# [TASK TO CARRY OUT]
Write out all the data again, exactly as it stands.
━━ MATERIAL FOR THE TASK ━━
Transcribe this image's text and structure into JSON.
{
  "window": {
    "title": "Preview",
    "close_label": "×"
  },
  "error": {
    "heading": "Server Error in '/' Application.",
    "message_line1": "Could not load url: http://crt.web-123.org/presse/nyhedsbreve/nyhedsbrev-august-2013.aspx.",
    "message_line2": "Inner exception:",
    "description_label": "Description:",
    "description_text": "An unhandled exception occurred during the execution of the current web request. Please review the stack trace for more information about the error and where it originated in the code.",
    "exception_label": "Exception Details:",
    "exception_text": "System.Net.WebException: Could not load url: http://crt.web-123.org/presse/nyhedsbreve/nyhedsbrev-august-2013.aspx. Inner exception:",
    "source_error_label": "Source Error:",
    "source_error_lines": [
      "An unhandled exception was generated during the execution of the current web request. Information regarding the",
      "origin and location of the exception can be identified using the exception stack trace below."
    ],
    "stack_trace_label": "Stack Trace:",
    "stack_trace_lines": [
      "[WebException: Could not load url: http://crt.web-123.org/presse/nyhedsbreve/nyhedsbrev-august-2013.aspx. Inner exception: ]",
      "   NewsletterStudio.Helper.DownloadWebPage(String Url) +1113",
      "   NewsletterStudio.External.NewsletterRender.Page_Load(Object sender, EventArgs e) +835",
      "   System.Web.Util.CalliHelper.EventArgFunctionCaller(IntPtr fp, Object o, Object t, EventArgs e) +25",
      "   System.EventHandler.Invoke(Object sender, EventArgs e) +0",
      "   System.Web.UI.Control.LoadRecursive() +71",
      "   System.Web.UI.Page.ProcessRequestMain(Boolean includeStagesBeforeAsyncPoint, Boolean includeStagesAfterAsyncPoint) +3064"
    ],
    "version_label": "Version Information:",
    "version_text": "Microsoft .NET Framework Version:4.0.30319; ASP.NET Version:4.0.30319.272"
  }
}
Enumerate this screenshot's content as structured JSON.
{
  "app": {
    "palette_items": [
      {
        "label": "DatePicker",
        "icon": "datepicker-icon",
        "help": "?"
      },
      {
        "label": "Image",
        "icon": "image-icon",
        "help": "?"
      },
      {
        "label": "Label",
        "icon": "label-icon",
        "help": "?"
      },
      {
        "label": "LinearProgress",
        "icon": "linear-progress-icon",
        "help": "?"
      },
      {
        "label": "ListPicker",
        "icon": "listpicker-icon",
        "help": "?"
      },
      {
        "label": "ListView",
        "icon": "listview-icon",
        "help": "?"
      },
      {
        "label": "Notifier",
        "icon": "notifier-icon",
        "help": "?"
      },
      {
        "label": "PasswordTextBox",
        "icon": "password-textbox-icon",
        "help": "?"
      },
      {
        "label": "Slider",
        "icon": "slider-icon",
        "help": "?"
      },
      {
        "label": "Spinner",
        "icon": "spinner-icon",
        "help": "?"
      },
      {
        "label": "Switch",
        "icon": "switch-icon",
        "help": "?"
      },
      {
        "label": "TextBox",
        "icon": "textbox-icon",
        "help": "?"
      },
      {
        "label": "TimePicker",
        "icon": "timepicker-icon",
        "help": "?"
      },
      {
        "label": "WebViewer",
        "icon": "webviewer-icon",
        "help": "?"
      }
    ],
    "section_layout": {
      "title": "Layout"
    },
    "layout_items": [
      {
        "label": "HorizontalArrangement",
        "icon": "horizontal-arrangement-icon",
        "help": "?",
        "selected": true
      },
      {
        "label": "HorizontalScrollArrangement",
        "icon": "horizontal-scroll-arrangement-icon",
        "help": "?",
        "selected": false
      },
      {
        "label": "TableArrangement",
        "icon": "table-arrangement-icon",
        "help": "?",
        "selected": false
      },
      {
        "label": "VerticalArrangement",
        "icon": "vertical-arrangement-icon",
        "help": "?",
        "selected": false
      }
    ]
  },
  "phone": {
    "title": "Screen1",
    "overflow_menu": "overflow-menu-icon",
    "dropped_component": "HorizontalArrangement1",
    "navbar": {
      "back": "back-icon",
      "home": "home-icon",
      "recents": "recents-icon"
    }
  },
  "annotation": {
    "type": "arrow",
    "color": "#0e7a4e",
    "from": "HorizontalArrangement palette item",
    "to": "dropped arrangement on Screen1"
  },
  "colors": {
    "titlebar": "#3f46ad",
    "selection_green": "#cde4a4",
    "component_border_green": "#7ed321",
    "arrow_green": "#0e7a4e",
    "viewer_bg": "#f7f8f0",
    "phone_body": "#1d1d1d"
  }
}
━━━
# [RESULT OF THE EXERCISE]
Transcribe this image's text and structure into JSON.
{
  "window": {
    "title": "Preview",
    "close_label": "×"
  },
  "error": {
    "heading": "Server Error in '/' Application.",
    "message_line1": "Could not load url: http://crt.web-123.org/presse/nyhedsbreve/nyhedsbrev-august-2013.aspx.",
    "message_line2": "Inner exception:",
    "description_label": "Description:",
    "description_text": "An unhandled exception occurred during the execution of the current web request. Please review the stack trace for more information about the error and where it originated in the code.",
    "exception_label": "Exception Details:",
    "exception_text": "System.Net.WebException: Could not load url: http://crt.web-123.org/presse/nyhedsbreve/nyhedsbrev-august-2013.aspx. Inner exception:",
    "source_error_label": "Source Error:",
    "source_error_lines": [
      "An unhandled exception was generated during the execution of the current web request. Information regarding the",
      "origin and location of the exception can be identified using the exception stack trace below."
    ],
    "stack_trace_label": "Stack Trace:",
    "stack_trace_lines": [
      "[WebException: Could not load url: http://crt.web-123.org/presse/nyhedsbreve/nyhedsbrev-august-2013.aspx. Inner exception: ]",
      "   NewsletterStudio.Helper.DownloadWebPage(String Url) +1113",
      "   NewsletterStudio.External.NewsletterRender.Page_Load(Object sender, EventArgs e) +835",
      "   System.Web.Util.CalliHelper.EventArgFunctionCaller(IntPtr fp, Object o, Object t, EventArgs e) +25",
      "   System.EventHandler.Invoke(Object sender, EventArgs e) +0",
      "   System.Web.UI.Control.LoadRecursive() +71",
      "   System.Web.UI.Page.ProcessRequestMain(Boolean includeStagesBeforeAsyncPoint, Boolean includeStagesAfterAsyncPoint) +3064"
    ],
    "version_label": "Version Information:",
    "version_text": "Microsoft .NET Framework Version:4.0.30319; ASP.NET Version:4.0.30319.272"
  }
}
Enumerate this screenshot's content as structured JSON.
{
  "app": {
    "palette_items": [
      {
        "label": "DatePicker",
        "icon": "datepicker-icon",
        "help": "?"
      },
      {
        "label": "Image",
        "icon": "image-icon",
        "help": "?"
      },
      {
        "label": "Label",
        "icon": "label-icon",
        "help": "?"
      },
      {
        "label": "LinearProgress",
        "icon": "linear-progress-icon",
        "help": "?"
      },
      {
        "label": "ListPicker",
        "icon": "listpicker-icon",
        "help": "?"
      },
      {
        "label": "ListView",
        "icon": "listview-icon",
        "help": "?"
      },
      {
        "label": "Notifier",
        "icon": "notifier-icon",
        "help": "?"
      },
      {
        "label": "PasswordTextBox",
        "icon": "password-textbox-icon",
        "help": "?"
      },
      {
        "label": "Slider",
        "icon": "slider-icon",
        "help": "?"
      },
      {
        "label": "Spinner",
        "icon": "spinner-icon",
        "help": "?"
      },
      {
        "label": "Switch",
        "icon": "switch-icon",
        "help": "?"
      },
      {
        "label": "TextBox",
        "icon": "textbox-icon",
        "help": "?"
      },
      {
        "label": "TimePicker",
        "icon": "timepicker-icon",
        "help": "?"
      },
      {
        "label": "WebViewer",
        "icon": "webviewer-icon",
        "help": "?"
      }
    ],
    "section_layout": {
      "title": "Layout"
    },
    "layout_items": [
      {
        "label": "HorizontalArrangement",
        "icon": "horizontal-arrangement-icon",
        "help": "?",
        "selected": true
      },
      {
        "label": "HorizontalScrollArrangement",
        "icon": "horizontal-scroll-arrangement-icon",
        "help": "?",
        "selected": false
      },
      {
        "label": "TableArrangement",
        "icon": "table-arrangement-icon",
        "help": "?",
        "selected": false
      },
      {
        "label": "VerticalArrangement",
        "icon": "vertical-arrangement-icon",
        "help": "?",
        "selected": false
      }
    ]
  },
  "phone": {
    "title": "Screen1",
    "overflow_menu": "overflow-menu-icon",
    "dropped_component": "HorizontalArrangement1",
    "navbar": {
      "back": "back-icon",
      "home": "home-icon",
      "recents": "recents-icon"
    }
  },
  "annotation": {
    "type": "arrow",
    "color": "#0e7a4e",
    "from": "HorizontalArrangement palette item",
    "to": "dropped arrangement on Screen1"
  },
  "colors": {
    "titlebar": "#3f46ad",
    "selection_green": "#cde4a4",
    "component_border_green": "#7ed321",
    "arrow_green": "#0e7a4e",
    "viewer_bg": "#f7f8f0",
    "phone_body": "#1d1d1d"
  }
}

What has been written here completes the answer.